## DIRECTIONS
Emit the entire listing verbatim.
────────────────────────────────────────
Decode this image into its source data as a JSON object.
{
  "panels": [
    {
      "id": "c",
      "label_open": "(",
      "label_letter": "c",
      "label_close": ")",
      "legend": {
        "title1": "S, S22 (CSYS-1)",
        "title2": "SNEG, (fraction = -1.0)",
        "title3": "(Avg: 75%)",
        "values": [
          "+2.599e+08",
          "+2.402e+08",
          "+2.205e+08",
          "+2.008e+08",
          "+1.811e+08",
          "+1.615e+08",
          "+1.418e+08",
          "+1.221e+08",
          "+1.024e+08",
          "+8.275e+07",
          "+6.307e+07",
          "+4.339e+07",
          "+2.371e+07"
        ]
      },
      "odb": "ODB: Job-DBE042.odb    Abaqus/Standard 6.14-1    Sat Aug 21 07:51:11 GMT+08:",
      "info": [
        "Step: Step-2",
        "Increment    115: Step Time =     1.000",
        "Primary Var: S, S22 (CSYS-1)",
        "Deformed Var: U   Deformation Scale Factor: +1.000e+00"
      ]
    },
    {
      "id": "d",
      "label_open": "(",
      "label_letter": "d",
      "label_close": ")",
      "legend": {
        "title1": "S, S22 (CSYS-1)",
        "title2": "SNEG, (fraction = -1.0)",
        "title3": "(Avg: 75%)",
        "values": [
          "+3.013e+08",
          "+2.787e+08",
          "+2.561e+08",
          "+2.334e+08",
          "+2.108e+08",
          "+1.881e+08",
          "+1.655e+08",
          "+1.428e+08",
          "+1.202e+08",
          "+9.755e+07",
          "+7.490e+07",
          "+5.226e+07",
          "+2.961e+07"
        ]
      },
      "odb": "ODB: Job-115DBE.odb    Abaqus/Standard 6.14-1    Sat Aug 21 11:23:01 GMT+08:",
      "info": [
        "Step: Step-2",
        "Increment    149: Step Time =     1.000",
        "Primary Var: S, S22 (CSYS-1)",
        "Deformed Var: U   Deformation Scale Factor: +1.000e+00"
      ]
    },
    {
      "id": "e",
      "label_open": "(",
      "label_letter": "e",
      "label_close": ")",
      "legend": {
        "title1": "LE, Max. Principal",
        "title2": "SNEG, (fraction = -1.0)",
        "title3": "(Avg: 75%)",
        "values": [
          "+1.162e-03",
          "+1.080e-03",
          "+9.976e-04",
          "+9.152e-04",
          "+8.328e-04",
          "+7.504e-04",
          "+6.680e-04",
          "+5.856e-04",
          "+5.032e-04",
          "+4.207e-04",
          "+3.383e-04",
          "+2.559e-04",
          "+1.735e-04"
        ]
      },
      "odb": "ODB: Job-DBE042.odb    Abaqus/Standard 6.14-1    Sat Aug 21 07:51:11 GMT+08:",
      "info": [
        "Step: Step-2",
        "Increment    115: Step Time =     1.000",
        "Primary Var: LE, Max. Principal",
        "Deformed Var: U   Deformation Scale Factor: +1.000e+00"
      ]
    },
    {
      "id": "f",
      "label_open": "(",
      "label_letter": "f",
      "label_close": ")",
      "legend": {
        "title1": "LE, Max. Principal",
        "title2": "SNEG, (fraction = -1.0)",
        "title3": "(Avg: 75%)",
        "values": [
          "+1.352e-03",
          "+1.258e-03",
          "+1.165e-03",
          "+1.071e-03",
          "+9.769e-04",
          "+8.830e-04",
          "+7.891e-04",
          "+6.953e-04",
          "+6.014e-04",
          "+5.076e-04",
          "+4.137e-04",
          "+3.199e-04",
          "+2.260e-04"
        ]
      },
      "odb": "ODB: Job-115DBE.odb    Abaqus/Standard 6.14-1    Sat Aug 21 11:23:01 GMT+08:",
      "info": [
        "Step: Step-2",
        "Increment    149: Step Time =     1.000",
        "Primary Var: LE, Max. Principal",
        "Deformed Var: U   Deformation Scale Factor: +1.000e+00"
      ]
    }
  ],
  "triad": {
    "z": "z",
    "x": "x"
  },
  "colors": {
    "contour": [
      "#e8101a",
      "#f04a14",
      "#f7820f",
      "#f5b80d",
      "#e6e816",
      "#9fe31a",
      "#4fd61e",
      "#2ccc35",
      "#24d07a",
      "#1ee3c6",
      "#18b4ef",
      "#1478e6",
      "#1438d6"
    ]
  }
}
────────────────────────────────────────
## WRITTEN RESPONSE
Decode this image into its source data as a JSON object.
{
  "panels": [
    {
      "id": "c",
      "label_open": "(",
      "label_letter": "c",
      "label_close": ")",
      "legend": {
        "title1": "S, S22 (CSYS-1)",
        "title2": "SNEG, (fraction = -1.0)",
        "title3": "(Avg: 75%)",
        "values": [
          "+2.599e+08",
          "+2.402e+08",
          "+2.205e+08",
          "+2.008e+08",
          "+1.811e+08",
          "+1.615e+08",
          "+1.418e+08",
          "+1.221e+08",
          "+1.024e+08",
          "+8.275e+07",
          "+6.307e+07",
          "+4.339e+07",
          "+2.371e+07"
        ]
      },
      "odb": "ODB: Job-DBE042.odb    Abaqus/Standard 6.14-1    Sat Aug 21 07:51:11 GMT+08:",
      "info": [
        "Step: Step-2",
        "Increment    115: Step Time =     1.000",
        "Primary Var: S, S22 (CSYS-1)",
        "Deformed Var: U   Deformation Scale Factor: +1.000e+00"
      ]
    },
    {
      "id": "d",
      "label_open": "(",
      "label_letter": "d",
      "label_close": ")",
      "legend": {
        "title1": "S, S22 (CSYS-1)",
        "title2": "SNEG, (fraction = -1.0)",
        "title3": "(Avg: 75%)",
        "values": [
          "+3.013e+08",
          "+2.787e+08",
          "+2.561e+08",
          "+2.334e+08",
          "+2.108e+08",
          "+1.881e+08",
          "+1.655e+08",
          "+1.428e+08",
          "+1.202e+08",
          "+9.755e+07",
          "+7.490e+07",
          "+5.226e+07",
          "+2.961e+07"
        ]
      },
      "odb": "ODB: Job-115DBE.odb    Abaqus/Standard 6.14-1    Sat Aug 21 11:23:01 GMT+08:",
      "info": [
        "Step: Step-2",
        "Increment    149: Step Time =     1.000",
        "Primary Var: S, S22 (CSYS-1)",
        "Deformed Var: U   Deformation Scale Factor: +1.000e+00"
      ]
    },
    {
      "id": "e",
      "label_open": "(",
      "label_letter": "e",
      "label_close": ")",
      "legend": {
        "title1": "LE, Max. Principal",
        "title2": "SNEG, (fraction = -1.0)",
        "title3": "(Avg: 75%)",
        "values": [
          "+1.162e-03",
          "+1.080e-03",
          "+9.976e-04",
          "+9.152e-04",
          "+8.328e-04",
          "+7.504e-04",
          "+6.680e-04",
          "+5.856e-04",
          "+5.032e-04",
          "+4.207e-04",
          "+3.383e-04",
          "+2.559e-04",
          "+1.735e-04"
        ]
      },
      "odb": "ODB: Job-DBE042.odb    Abaqus/Standard 6.14-1    Sat Aug 21 07:51:11 GMT+08:",
      "info": [
        "Step: Step-2",
        "Increment    115: Step Time =     1.000",
        "Primary Var: LE, Max. Principal",
        "Deformed Var: U   Deformation Scale Factor: +1.000e+00"
      ]
    },
    {
      "id": "f",
      "label_open": "(",
      "label_letter": "f",
      "label_close": ")",
      "legend": {
        "title1": "LE, Max. Principal",
        "title2": "SNEG, (fraction = -1.0)",
        "title3": "(Avg: 75%)",
        "values": [
          "+1.352e-03",
          "+1.258e-03",
          "+1.165e-03",
          "+1.071e-03",
          "+9.769e-04",
          "+8.830e-04",
          "+7.891e-04",
          "+6.953e-04",
          "+6.014e-04",
          "+5.076e-04",
          "+4.137e-04",
          "+3.199e-04",
          "+2.260e-04"
        ]
      },
      "odb": "ODB: Job-115DBE.odb    Abaqus/Standard 6.14-1    Sat Aug 21 11:23:01 GMT+08:",
      "info": [
        "Step: Step-2",
        "Increment    149: Step Time =     1.000",
        "Primary Var: LE, Max. Principal",
        "Deformed Var: U   Deformation Scale Factor: +1.000e+00"
      ]
    }
  ],
  "triad": {
    "z": "z",
    "x": "x"
  },
  "colors": {
    "contour": [
      "#e8101a",
      "#f04a14",
      "#f7820f",
      "#f5b80d",
      "#e6e816",
      "#9fe31a",
      "#4fd61e",
      "#2ccc35",
      "#24d07a",
      "#1ee3c6",
      "#18b4ef",
      "#1478e6",
      "#1438d6"
    ]
  }
}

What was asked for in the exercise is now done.